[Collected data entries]
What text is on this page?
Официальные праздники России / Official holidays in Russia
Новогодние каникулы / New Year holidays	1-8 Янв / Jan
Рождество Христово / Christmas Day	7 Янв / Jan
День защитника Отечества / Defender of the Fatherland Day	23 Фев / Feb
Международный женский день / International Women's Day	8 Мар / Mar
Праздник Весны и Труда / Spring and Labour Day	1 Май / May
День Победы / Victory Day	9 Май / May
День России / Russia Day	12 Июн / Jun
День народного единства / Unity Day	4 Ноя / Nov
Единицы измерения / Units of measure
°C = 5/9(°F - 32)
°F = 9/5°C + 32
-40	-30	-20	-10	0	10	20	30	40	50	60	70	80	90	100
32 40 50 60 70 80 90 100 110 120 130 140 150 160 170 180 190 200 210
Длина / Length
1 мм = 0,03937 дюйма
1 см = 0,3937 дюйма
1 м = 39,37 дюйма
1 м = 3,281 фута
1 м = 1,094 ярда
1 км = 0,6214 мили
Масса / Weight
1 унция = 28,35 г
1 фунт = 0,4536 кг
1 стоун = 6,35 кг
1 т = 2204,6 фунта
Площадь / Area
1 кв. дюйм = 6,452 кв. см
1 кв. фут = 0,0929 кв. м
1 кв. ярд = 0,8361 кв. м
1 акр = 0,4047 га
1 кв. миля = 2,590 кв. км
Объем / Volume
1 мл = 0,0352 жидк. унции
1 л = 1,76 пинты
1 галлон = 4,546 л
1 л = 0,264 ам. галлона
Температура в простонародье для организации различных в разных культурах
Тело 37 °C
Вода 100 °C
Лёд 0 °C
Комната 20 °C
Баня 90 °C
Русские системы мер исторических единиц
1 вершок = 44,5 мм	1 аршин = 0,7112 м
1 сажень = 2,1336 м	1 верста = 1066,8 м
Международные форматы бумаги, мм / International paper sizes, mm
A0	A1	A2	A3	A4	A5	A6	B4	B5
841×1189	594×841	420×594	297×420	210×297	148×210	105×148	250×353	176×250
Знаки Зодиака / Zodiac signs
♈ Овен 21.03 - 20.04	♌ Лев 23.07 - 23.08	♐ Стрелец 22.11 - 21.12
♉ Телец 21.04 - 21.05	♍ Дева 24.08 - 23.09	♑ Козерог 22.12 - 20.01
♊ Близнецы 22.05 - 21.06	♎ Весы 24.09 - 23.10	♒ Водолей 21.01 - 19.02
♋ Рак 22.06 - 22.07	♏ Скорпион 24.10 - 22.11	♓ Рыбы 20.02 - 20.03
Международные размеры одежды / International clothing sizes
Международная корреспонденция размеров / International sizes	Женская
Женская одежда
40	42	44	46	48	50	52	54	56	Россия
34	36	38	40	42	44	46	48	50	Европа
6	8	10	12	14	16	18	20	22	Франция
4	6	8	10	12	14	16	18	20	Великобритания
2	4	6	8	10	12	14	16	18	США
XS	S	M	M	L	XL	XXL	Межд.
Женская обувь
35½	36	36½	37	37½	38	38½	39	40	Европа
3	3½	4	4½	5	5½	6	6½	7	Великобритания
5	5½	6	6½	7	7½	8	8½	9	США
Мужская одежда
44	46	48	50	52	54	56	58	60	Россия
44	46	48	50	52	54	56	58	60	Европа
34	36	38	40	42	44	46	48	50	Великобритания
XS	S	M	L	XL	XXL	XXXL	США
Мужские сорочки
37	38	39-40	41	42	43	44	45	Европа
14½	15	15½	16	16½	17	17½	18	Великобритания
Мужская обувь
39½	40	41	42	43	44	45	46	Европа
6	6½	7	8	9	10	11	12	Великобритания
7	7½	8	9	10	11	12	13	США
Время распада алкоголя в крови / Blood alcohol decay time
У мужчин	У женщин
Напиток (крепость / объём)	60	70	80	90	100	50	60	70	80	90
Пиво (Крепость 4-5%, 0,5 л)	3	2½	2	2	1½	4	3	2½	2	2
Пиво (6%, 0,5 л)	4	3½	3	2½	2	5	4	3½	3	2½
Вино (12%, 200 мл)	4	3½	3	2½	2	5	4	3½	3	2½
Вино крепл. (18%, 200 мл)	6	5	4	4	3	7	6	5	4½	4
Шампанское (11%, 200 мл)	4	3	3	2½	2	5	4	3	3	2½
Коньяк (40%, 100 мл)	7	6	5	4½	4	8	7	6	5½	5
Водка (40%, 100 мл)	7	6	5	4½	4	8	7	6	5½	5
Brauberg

** Required task **
Exactly as they are written, print the entries again.

** Task output **
What text is on this page?
Официальные праздники России / Official holidays in Russia
Новогодние каникулы / New Year holidays	1-8 Янв / Jan
Рождество Христово / Christmas Day	7 Янв / Jan
День защитника Отечества / Defender of the Fatherland Day	23 Фев / Feb
Международный женский день / International Women's Day	8 Мар / Mar
Праздник Весны и Труда / Spring and Labour Day	1 Май / May
День Победы / Victory Day	9 Май / May
День России / Russia Day	12 Июн / Jun
День народного единства / Unity Day	4 Ноя / Nov
Единицы измерения / Units of measure
°C = 5/9(°F - 32)
°F = 9/5°C + 32
-40	-30	-20	-10	0	10	20	30	40	50	60	70	80	90	100
32 40 50 60 70 80 90 100 110 120 130 140 150 160 170 180 190 200 210
Длина / Length
1 мм = 0,03937 дюйма
1 см = 0,3937 дюйма
1 м = 39,37 дюйма
1 м = 3,281 фута
1 м = 1,094 ярда
1 км = 0,6214 мили
Масса / Weight
1 унция = 28,35 г
1 фунт = 0,4536 кг
1 стоун = 6,35 кг
1 т = 2204,6 фунта
Площадь / Area
1 кв. дюйм = 6,452 кв. см
1 кв. фут = 0,0929 кв. м
1 кв. ярд = 0,8361 кв. м
1 акр = 0,4047 га
1 кв. миля = 2,590 кв. км
Объем / Volume
1 мл = 0,0352 жидк. унции
1 л = 1,76 пинты
1 галлон = 4,546 л
1 л = 0,264 ам. галлона
Температура в простонародье для организации различных в разных культурах
Тело 37 °C
Вода 100 °C
Лёд 0 °C
Комната 20 °C
Баня 90 °C
Русские системы мер исторических единиц
1 вершок = 44,5 мм	1 аршин = 0,7112 м
1 сажень = 2,1336 м	1 верста = 1066,8 м
Международные форматы бумаги, мм / International paper sizes, mm
A0	A1	A2	A3	A4	A5	A6	B4	B5
841×1189	594×841	420×594	297×420	210×297	148×210	105×148	250×353	176×250
Знаки Зодиака / Zodiac signs
♈ Овен 21.03 - 20.04	♌ Лев 23.07 - 23.08	♐ Стрелец 22.11 - 21.12
♉ Телец 21.04 - 21.05	♍ Дева 24.08 - 23.09	♑ Козерог 22.12 - 20.01
♊ Близнецы 22.05 - 21.06	♎ Весы 24.09 - 23.10	♒ Водолей 21.01 - 19.02
♋ Рак 22.06 - 22.07	♏ Скорпион 24.10 - 22.11	♓ Рыбы 20.02 - 20.03
Международные размеры одежды / International clothing sizes
Международная корреспонденция размеров / International sizes	Женская
Женская одежда
40	42	44	46	48	50	52	54	56	Россия
34	36	38	40	42	44	46	48	50	Европа
6	8	10	12	14	16	18	20	22	Франция
4	6	8	10	12	14	16	18	20	Великобритания
2	4	6	8	10	12	14	16	18	США
XS	S	M	M	L	XL	XXL	Межд.
Женская обувь
35½	36	36½	37	37½	38	38½	39	40	Европа
3	3½	4	4½	5	5½	6	6½	7	Великобритания
5	5½	6	6½	7	7½	8	8½	9	США
Мужская одежда
44	46	48	50	52	54	56	58	60	Россия
44	46	48	50	52	54	56	58	60	Европа
34	36	38	40	42	44	46	48	50	Великобритания
XS	S	M	L	XL	XXL	XXXL	США
Мужские сорочки
37	38	39-40	41	42	43	44	45	Европа
14½	15	15½	16	16½	17	17½	18	Великобритания
Мужская обувь
39½	40	41	42	43	44	45	46	Европа
6	6½	7	8	9	10	11	12	Великобритания
7	7½	8	9	10	11	12	13	США
Время распада алкоголя в крови / Blood alcohol decay time
У мужчин	У женщин
Напиток (крепость / объём)	60	70	80	90	100	50	60	70	80	90
Пиво (Крепость 4-5%, 0,5 л)	3	2½	2	2	1½	4	3	2½	2	2
Пиво (6%, 0,5 л)	4	3½	3	2½	2	5	4	3½	3	2½
Вино (12%, 200 мл)	4	3½	3	2½	2	5	4	3½	3	2½
Вино крепл. (18%, 200 мл)	6	5	4	4	3	7	6	5	4½	4
Шампанское (11%, 200 мл)	4	3	3	2½	2	5	4	3	3	2½
Коньяк (40%, 100 мл)	7	6	5	4½	4	8	7	6	5½	5
Водка (40%, 100 мл)	7	6	5	4½	4	8	7	6	5½	5
Brauberg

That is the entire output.